◆ **DATASET ROWS**:
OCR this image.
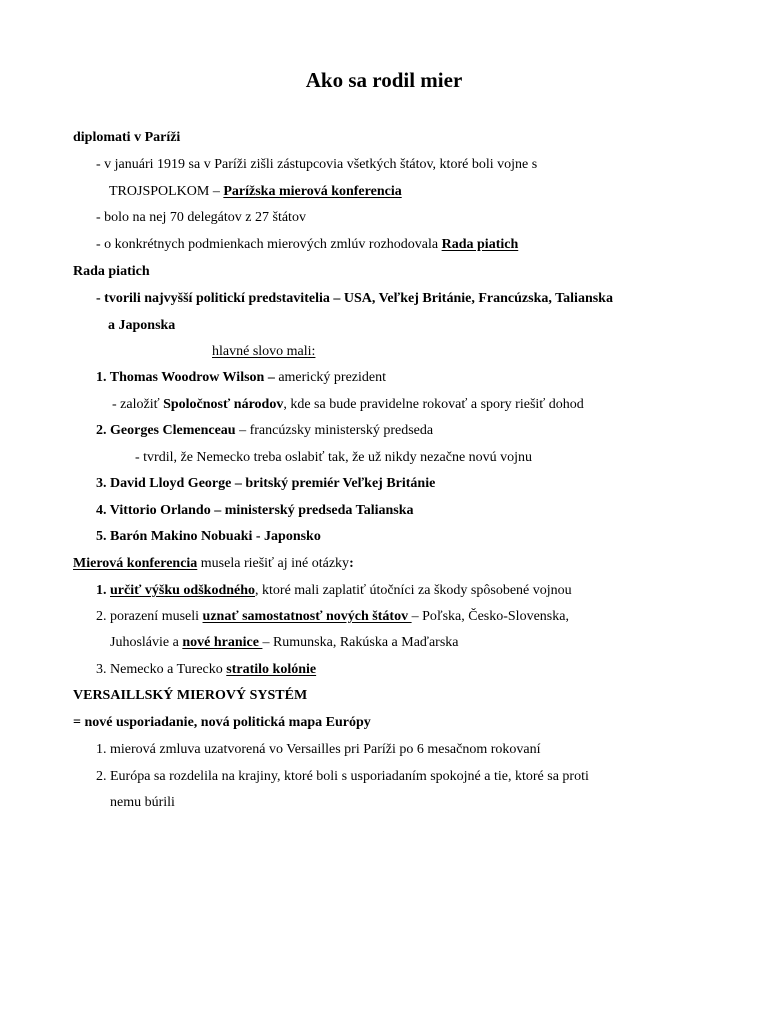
Ako sa rodil mier
diplomati v Paríži
- v januári 1919 sa v Paríži zišli zástupcovia všetkých štátov, ktoré boli vojne s
TROJSPOLKOM – Parížska mierová konferencia
- bolo na nej 70 delegátov z 27 štátov
- o konkrétnych podmienkach mierových zmlúv rozhodovala Rada piatich
Rada piatich
- tvorili najvyšší politickí predstavitelia – USA, Veľkej Británie, Francúzska, Talianska
a Japonska
hlavné slovo mali:
1. Thomas Woodrow Wilson – americký prezident
- založiť Spoločnosť národov, kde sa bude pravidelne rokovať a spory riešiť dohod
2. Georges Clemenceau – francúzsky ministerský predseda
- tvrdil, že Nemecko treba oslabiť tak, že už nikdy nezačne novú vojnu
3. David Lloyd George – britský premiér Veľkej Británie
4. Vittorio Orlando – ministerský predseda Talianska
5. Barón Makino Nobuaki - Japonsko
Mierová konferencia musela riešiť aj iné otázky:
1. určiť výšku odškodného, ktoré mali zaplatiť útočníci za škody spôsobené vojnou
2. porazení museli uznať samostatnosť nových štátov – Poľska, Česko-Slovenska,
Juhoslávie a nové hranice – Rumunska, Rakúska a Maďarska
3. Nemecko a Turecko stratilo kolónie
VERSAILLSKÝ MIEROVÝ SYSTÉM
= nové usporiadanie, nová politická mapa Európy
1. mierová zmluva uzatvorená vo Versailles pri Paríži po 6 mesačnom rokovaní
2. Európa sa rozdelila na krajiny, ktoré boli s usporiadaním spokojné a tie, ktoré sa proti
nemu búrili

◆ **WHAT TO PRODUCE**: Make an exact copy of the records above, with the pictures left out.

◆ **TASK SOLUTION**:
OCR this image.
Ako sa rodil mier
diplomati v Paríži
- v januári 1919 sa v Paríži zišli zástupcovia všetkých štátov, ktoré boli vojne s
TROJSPOLKOM – Parížska mierová konferencia
- bolo na nej 70 delegátov z 27 štátov
- o konkrétnych podmienkach mierových zmlúv rozhodovala Rada piatich
Rada piatich
- tvorili najvyšší politickí predstavitelia – USA, Veľkej Británie, Francúzska, Talianska
a Japonska
hlavné slovo mali:
1. Thomas Woodrow Wilson – americký prezident
- založiť Spoločnosť národov, kde sa bude pravidelne rokovať a spory riešiť dohod
2. Georges Clemenceau – francúzsky ministerský predseda
- tvrdil, že Nemecko treba oslabiť tak, že už nikdy nezačne novú vojnu
3. David Lloyd George – britský premiér Veľkej Británie
4. Vittorio Orlando – ministerský predseda Talianska
5. Barón Makino Nobuaki - Japonsko
Mierová konferencia musela riešiť aj iné otázky:
1. určiť výšku odškodného, ktoré mali zaplatiť útočníci za škody spôsobené vojnou
2. porazení museli uznať samostatnosť nových štátov – Poľska, Česko-Slovenska,
Juhoslávie a nové hranice – Rumunska, Rakúska a Maďarska
3. Nemecko a Turecko stratilo kolónie
VERSAILLSKÝ MIEROVÝ SYSTÉM
= nové usporiadanie, nová politická mapa Európy
1. mierová zmluva uzatvorená vo Versailles pri Paríži po 6 mesačnom rokovaní
2. Európa sa rozdelila na krajiny, ktoré boli s usporiadaním spokojné a tie, ktoré sa proti
nemu búrili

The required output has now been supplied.